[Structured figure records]
## Start
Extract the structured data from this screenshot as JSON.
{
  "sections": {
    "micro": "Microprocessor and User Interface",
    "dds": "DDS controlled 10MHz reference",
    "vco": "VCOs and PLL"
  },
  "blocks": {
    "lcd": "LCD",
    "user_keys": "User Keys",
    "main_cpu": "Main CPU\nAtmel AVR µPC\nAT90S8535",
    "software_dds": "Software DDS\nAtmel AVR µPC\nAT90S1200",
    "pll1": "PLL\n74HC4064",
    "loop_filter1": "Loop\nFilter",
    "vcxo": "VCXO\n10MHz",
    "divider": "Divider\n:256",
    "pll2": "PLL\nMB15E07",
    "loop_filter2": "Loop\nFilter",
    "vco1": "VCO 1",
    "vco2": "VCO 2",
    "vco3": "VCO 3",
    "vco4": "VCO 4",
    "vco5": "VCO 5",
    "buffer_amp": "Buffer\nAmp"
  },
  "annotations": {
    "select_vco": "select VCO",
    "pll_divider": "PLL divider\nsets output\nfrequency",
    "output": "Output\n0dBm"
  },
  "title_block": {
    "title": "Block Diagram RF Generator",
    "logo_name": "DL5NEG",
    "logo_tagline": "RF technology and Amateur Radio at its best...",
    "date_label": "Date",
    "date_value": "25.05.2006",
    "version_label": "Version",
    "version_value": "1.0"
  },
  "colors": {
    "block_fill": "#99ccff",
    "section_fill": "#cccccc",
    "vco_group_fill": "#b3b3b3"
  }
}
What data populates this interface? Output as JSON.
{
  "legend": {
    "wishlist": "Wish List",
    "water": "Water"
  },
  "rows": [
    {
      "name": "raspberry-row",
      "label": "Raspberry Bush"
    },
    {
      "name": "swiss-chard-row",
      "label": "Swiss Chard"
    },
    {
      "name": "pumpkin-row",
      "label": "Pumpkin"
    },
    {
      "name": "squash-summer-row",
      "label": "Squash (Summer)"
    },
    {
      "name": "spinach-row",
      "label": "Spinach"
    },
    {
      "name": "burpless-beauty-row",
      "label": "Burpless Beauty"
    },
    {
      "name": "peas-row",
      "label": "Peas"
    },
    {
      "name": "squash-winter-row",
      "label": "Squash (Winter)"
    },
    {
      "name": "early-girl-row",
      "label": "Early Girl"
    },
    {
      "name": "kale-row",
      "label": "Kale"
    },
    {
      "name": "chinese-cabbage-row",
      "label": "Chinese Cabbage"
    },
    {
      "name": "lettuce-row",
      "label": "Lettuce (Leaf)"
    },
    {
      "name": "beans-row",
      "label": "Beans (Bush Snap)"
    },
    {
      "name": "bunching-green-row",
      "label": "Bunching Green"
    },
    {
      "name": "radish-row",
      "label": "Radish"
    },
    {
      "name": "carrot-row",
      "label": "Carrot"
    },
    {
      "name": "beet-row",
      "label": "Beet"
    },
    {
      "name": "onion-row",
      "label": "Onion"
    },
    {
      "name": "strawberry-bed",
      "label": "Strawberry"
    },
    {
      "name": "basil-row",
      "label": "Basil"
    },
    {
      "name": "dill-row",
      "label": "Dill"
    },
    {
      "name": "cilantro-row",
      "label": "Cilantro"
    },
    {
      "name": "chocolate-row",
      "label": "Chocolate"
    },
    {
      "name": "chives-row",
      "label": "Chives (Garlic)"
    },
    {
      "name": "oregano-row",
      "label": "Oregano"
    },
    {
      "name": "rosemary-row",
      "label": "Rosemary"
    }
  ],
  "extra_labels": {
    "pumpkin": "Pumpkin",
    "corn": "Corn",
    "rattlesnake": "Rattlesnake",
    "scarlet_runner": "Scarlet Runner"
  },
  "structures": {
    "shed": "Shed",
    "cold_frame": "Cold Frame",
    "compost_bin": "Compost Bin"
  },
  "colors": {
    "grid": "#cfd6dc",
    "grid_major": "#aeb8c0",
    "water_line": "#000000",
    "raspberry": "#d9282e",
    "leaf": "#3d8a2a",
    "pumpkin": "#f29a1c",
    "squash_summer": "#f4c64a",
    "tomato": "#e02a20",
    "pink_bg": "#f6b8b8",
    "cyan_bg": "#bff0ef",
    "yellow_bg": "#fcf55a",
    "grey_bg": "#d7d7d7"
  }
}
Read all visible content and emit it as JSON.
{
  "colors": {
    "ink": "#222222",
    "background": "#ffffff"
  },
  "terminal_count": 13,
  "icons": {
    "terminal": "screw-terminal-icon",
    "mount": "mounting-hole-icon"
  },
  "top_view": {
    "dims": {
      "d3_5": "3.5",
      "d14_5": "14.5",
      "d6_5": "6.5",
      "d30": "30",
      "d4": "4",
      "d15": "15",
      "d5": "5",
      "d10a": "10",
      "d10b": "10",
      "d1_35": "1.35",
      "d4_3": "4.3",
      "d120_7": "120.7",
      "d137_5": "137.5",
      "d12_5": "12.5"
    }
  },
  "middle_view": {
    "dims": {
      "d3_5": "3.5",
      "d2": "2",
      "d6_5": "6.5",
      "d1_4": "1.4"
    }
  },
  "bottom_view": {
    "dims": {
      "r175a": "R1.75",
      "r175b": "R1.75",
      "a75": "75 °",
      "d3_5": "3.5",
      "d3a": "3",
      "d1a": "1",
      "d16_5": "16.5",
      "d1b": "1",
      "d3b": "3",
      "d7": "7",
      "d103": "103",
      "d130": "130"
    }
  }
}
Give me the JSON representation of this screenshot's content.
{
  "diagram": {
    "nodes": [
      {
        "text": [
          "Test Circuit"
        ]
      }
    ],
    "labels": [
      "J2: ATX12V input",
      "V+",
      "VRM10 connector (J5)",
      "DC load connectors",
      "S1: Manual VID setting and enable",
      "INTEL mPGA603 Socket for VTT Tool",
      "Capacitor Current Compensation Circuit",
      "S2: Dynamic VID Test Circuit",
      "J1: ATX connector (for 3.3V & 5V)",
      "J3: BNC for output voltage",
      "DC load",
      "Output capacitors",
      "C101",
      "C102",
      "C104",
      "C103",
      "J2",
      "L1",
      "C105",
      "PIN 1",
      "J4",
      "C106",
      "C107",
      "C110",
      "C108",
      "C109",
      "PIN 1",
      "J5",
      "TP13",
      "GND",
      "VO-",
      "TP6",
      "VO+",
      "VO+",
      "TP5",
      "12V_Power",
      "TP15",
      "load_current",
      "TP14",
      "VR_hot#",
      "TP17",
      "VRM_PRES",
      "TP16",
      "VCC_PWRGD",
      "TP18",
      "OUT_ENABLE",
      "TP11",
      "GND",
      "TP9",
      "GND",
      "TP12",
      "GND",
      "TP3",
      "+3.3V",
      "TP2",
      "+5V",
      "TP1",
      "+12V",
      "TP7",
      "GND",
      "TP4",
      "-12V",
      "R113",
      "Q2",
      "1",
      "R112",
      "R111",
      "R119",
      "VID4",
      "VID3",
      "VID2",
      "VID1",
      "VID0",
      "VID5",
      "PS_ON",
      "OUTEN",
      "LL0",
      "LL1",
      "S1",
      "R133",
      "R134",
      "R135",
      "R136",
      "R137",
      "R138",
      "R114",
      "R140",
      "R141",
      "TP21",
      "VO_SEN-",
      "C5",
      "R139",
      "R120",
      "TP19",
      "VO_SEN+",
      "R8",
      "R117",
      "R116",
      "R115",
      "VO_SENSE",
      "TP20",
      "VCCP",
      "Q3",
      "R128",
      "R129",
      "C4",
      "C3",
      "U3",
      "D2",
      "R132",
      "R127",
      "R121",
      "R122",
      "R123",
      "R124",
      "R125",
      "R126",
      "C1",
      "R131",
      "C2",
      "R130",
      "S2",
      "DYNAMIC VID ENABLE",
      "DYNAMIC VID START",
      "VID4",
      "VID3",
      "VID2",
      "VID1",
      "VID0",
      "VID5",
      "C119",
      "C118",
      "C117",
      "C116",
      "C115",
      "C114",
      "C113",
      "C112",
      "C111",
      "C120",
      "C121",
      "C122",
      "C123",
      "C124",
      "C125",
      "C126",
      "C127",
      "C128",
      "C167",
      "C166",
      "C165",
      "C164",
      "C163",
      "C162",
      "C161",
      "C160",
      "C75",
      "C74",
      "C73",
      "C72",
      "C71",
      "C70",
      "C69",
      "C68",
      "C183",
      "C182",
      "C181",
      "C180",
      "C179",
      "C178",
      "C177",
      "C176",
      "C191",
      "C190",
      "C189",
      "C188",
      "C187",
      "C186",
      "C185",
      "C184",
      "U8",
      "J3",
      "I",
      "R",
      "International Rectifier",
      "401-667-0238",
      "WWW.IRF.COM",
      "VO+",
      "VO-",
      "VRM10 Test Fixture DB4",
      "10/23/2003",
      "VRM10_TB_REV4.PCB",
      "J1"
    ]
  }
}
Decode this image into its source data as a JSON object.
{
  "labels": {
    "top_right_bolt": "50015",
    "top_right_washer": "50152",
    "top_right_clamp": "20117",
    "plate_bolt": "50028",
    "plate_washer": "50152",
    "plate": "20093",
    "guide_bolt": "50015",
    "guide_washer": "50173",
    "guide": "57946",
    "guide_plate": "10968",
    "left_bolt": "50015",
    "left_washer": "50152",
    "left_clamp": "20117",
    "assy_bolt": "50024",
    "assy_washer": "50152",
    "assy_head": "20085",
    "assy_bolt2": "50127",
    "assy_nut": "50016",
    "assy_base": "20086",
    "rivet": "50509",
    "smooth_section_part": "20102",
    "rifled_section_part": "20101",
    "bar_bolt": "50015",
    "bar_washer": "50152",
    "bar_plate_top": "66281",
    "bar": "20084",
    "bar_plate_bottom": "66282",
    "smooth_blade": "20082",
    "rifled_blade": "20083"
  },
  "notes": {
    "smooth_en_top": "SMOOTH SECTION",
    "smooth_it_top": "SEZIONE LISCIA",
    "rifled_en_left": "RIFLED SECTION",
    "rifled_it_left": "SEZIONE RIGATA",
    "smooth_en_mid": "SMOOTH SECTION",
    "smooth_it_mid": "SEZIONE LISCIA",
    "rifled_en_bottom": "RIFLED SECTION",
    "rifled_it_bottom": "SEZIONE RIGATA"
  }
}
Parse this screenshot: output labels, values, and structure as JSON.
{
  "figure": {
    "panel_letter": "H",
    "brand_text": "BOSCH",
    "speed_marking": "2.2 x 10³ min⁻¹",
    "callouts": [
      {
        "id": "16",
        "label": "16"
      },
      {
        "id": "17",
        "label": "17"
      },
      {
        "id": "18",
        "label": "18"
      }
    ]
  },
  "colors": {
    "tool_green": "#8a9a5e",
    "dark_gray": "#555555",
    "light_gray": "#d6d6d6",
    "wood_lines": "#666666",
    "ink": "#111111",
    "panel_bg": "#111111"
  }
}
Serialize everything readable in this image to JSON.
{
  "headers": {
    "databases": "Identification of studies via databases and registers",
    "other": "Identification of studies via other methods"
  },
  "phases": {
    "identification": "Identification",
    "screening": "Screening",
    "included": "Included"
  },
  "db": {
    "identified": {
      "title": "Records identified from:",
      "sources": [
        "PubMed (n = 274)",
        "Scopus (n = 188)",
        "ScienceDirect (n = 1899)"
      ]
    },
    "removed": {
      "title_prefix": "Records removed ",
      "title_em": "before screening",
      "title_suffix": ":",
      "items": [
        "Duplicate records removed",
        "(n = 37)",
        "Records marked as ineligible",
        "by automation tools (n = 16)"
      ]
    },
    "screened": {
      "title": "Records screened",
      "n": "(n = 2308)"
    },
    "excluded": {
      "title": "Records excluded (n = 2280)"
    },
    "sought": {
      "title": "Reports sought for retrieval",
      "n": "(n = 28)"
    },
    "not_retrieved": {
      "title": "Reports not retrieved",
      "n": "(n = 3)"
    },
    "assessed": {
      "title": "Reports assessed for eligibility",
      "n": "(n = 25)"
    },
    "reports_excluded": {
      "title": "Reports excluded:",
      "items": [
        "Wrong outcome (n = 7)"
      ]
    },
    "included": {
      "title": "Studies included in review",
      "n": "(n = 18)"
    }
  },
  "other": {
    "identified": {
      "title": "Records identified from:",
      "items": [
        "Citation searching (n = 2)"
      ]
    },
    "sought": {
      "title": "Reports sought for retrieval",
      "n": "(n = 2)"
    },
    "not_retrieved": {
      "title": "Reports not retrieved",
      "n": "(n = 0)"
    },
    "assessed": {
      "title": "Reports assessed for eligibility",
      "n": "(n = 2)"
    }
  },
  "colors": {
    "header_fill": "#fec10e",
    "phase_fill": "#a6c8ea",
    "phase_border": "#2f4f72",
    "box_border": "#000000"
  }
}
## End
Each line that holds the word "User" is to be copied.

    "micro": "Microprocessor and User Interface",
    "user_keys": "User Keys",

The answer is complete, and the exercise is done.